◆ **Dataset records**

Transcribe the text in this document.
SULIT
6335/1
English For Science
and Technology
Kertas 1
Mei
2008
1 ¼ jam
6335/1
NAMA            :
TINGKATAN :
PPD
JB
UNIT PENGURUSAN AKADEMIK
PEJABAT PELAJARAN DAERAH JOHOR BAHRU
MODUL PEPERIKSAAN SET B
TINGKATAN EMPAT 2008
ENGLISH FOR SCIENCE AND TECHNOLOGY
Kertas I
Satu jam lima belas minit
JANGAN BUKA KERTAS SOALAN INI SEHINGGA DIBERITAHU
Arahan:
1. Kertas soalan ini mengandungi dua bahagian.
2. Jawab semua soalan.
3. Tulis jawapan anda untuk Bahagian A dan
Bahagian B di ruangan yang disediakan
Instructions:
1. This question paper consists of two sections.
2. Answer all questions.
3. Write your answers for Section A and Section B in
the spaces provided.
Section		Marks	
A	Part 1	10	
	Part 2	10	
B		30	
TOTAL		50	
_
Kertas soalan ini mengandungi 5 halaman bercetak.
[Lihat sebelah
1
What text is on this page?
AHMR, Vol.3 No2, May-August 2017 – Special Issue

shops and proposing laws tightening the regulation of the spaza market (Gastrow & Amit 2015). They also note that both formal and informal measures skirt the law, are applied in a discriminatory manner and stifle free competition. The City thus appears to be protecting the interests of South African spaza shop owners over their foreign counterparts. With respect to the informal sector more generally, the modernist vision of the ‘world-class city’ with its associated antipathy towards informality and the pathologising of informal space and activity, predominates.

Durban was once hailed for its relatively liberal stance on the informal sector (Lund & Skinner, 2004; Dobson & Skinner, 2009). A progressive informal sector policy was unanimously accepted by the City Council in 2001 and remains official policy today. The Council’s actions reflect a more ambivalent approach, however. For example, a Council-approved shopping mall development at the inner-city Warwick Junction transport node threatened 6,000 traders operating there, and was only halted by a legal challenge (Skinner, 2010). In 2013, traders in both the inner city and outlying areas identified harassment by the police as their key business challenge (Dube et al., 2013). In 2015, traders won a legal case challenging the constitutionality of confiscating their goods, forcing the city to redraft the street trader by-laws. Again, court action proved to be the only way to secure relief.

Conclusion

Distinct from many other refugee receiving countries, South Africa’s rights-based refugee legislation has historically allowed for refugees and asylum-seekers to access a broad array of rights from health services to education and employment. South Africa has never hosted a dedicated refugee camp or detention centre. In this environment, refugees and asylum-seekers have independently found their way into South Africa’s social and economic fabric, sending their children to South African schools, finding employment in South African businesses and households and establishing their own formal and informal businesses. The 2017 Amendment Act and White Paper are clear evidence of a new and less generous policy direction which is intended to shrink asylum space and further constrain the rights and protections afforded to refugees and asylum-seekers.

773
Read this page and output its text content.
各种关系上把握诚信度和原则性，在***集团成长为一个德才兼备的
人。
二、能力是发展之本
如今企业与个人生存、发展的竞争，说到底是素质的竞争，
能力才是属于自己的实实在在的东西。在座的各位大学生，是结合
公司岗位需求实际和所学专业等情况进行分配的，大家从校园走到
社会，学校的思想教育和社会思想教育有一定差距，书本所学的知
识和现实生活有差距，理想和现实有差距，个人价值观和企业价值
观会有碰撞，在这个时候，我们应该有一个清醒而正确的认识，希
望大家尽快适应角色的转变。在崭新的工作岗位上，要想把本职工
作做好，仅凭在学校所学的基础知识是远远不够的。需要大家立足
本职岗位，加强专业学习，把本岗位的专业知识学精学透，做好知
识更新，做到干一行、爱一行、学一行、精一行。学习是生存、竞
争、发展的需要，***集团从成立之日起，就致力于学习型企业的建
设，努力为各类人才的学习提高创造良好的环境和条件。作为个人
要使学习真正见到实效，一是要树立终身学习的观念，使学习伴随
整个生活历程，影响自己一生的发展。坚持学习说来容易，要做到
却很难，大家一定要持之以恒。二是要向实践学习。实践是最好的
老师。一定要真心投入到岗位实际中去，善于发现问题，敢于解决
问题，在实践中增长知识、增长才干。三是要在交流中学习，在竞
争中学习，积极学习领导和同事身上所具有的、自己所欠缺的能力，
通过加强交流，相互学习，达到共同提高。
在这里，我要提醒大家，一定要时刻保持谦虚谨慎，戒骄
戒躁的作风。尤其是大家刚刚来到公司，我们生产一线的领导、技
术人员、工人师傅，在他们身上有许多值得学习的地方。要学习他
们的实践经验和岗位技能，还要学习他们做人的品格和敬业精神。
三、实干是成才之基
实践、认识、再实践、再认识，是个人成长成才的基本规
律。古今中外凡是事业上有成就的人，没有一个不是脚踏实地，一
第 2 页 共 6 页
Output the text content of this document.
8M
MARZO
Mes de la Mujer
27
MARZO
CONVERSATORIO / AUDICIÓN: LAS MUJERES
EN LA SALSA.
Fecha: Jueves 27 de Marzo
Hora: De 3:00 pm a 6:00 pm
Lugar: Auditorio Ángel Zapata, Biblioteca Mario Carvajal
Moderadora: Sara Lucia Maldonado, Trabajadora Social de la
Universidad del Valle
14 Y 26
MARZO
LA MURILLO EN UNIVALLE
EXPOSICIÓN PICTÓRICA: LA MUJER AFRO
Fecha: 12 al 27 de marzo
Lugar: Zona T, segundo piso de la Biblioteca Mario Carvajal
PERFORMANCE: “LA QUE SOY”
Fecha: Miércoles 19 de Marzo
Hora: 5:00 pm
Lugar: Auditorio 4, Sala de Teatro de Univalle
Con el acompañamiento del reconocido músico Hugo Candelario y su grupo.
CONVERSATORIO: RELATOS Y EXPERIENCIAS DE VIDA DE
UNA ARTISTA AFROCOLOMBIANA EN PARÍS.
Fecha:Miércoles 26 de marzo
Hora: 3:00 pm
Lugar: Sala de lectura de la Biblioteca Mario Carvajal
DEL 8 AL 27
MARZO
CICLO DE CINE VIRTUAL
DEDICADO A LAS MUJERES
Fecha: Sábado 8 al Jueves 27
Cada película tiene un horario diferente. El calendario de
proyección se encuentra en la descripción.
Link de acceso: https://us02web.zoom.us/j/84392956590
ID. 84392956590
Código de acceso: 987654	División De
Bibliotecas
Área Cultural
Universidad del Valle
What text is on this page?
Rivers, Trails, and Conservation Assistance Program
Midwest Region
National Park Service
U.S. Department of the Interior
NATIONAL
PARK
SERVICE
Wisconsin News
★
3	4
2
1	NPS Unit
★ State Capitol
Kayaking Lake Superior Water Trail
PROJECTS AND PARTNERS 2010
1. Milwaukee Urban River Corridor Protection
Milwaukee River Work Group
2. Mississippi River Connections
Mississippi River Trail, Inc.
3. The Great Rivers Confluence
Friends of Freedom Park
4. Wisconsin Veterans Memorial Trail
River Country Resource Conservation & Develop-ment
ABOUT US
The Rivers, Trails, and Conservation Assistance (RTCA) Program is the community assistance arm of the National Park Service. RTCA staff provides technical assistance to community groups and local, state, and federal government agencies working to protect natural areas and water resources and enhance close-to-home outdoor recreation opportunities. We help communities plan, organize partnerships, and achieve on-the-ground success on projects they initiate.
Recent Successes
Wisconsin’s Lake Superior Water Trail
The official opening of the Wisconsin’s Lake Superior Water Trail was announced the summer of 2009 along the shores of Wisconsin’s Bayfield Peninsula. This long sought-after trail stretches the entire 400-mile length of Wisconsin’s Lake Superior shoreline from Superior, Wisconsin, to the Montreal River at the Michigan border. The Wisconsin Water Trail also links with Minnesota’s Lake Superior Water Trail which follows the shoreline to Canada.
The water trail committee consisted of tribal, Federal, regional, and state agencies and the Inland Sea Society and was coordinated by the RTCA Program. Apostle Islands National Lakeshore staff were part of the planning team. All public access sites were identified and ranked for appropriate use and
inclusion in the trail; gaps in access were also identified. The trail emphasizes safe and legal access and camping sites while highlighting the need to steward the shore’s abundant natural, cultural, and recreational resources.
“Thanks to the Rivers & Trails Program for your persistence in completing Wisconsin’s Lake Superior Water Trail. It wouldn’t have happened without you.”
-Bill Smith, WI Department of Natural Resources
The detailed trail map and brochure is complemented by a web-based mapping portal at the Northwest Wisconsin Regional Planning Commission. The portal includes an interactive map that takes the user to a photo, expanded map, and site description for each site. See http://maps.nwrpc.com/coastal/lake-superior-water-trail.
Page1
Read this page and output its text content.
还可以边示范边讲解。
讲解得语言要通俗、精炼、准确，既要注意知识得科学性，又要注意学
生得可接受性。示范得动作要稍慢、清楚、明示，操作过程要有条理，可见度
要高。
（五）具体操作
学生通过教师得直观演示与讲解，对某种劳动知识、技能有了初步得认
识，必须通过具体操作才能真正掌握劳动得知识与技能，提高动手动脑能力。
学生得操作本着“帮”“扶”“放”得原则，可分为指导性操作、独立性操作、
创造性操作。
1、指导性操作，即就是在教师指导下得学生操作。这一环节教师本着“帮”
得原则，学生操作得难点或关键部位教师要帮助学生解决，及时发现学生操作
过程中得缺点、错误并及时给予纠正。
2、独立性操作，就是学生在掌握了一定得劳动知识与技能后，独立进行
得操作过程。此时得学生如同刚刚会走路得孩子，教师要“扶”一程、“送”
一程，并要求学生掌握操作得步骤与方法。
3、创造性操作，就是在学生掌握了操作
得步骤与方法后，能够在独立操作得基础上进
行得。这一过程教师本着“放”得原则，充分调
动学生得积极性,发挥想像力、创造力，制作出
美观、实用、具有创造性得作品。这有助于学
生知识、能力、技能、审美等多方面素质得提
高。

◆ **TASK DESCRIPTION**
Write out every line of the listing that holds the word "were".

◆ **TASK SOLUTION**
The water trail committee consisted of tribal, Federal, regional, and state agencies and the Inland Sea Society and was coordinated by the RTCA Program. Apostle Islands National Lakeshore staff were part of the planning team. All public access sites were identified and ranked for appropriate use and
inclusion in the trail; gaps in access were also identified. The trail emphasizes safe and legal access and camping sites while highlighting the need to steward the shore’s abundant natural, cultural, and recreational resources.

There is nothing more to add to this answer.